## START DATA LISTING
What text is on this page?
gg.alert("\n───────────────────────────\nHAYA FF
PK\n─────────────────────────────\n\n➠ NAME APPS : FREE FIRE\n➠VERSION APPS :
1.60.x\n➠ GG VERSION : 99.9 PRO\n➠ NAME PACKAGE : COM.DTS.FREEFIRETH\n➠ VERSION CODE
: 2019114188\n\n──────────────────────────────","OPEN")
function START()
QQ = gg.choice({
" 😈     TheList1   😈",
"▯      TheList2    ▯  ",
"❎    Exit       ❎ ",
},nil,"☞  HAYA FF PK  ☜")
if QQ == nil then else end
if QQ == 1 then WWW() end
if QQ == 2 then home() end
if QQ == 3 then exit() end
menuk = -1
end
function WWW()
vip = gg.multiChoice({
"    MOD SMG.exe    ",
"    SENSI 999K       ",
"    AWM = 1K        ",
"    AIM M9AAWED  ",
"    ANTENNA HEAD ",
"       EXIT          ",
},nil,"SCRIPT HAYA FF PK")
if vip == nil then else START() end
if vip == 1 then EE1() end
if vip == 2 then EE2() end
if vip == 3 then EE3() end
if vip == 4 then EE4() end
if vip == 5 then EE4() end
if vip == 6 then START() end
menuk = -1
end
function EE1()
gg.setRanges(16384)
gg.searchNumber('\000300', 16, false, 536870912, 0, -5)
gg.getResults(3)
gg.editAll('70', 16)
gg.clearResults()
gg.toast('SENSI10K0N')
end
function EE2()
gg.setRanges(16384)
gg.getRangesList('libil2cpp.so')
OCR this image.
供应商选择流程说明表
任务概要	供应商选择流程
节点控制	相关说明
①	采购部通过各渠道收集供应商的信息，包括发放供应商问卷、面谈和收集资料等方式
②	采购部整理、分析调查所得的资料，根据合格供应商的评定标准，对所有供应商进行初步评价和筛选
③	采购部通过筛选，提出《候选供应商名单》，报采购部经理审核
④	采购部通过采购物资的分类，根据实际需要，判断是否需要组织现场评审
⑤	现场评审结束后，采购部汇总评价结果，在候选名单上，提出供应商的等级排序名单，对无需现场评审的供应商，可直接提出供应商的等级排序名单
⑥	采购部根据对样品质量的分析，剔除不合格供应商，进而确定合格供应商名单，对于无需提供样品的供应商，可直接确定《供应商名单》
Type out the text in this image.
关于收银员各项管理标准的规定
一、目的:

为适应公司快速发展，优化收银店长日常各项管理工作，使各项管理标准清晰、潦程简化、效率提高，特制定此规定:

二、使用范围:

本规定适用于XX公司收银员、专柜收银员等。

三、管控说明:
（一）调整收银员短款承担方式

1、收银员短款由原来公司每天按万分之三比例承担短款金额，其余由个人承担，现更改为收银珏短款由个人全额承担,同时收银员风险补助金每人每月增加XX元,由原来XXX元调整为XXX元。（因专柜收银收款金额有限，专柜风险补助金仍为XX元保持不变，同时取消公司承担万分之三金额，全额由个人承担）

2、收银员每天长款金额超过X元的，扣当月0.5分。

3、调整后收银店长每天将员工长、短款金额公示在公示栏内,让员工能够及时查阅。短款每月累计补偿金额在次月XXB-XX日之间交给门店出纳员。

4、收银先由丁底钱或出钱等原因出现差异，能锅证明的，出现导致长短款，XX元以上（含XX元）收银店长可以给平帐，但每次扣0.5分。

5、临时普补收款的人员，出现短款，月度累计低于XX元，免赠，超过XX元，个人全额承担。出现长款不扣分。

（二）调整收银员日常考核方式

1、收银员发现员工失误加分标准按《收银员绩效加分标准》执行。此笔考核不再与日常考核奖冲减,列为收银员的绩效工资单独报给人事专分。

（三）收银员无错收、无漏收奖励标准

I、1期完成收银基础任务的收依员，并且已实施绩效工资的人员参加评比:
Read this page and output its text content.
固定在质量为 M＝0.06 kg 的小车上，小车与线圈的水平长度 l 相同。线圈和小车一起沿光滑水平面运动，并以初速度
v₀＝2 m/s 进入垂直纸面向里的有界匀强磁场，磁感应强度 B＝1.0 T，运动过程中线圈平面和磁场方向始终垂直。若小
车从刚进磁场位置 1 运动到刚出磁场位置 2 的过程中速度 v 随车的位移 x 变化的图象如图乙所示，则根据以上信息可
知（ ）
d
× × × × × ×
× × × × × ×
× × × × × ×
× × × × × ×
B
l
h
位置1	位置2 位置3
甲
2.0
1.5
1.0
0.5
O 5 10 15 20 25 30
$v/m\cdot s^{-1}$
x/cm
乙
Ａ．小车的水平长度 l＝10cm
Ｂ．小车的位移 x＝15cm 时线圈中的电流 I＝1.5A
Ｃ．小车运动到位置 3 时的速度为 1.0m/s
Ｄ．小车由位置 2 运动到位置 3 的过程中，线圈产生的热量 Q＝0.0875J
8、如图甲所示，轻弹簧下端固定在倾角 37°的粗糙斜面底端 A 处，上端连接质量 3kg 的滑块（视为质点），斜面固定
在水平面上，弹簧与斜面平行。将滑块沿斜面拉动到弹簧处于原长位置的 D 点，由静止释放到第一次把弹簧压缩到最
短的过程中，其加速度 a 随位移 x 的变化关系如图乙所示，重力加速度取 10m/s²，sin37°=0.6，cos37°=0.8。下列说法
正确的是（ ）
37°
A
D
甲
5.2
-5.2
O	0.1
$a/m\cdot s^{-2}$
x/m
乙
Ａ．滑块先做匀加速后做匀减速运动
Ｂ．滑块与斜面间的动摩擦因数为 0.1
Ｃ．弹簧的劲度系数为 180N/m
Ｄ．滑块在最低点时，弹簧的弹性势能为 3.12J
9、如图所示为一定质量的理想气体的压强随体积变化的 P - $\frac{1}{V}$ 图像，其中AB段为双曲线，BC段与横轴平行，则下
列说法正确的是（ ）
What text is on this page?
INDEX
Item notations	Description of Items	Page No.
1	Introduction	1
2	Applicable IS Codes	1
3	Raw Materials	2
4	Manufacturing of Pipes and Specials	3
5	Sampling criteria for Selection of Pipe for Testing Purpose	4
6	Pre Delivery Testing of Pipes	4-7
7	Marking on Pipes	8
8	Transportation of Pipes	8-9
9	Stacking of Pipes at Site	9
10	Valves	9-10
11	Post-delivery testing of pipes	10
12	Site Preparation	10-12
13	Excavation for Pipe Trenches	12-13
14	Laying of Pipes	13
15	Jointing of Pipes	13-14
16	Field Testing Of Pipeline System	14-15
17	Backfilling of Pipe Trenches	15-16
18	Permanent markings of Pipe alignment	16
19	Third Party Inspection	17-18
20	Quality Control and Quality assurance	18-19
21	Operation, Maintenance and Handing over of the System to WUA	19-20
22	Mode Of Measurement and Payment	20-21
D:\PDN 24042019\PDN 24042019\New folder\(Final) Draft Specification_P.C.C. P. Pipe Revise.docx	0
## END DATA LISTING
SHORT EXERCISE.
For the entries above, count the lines that contain the string "Trenches", and state that number without further comment.

THE RESULT.
2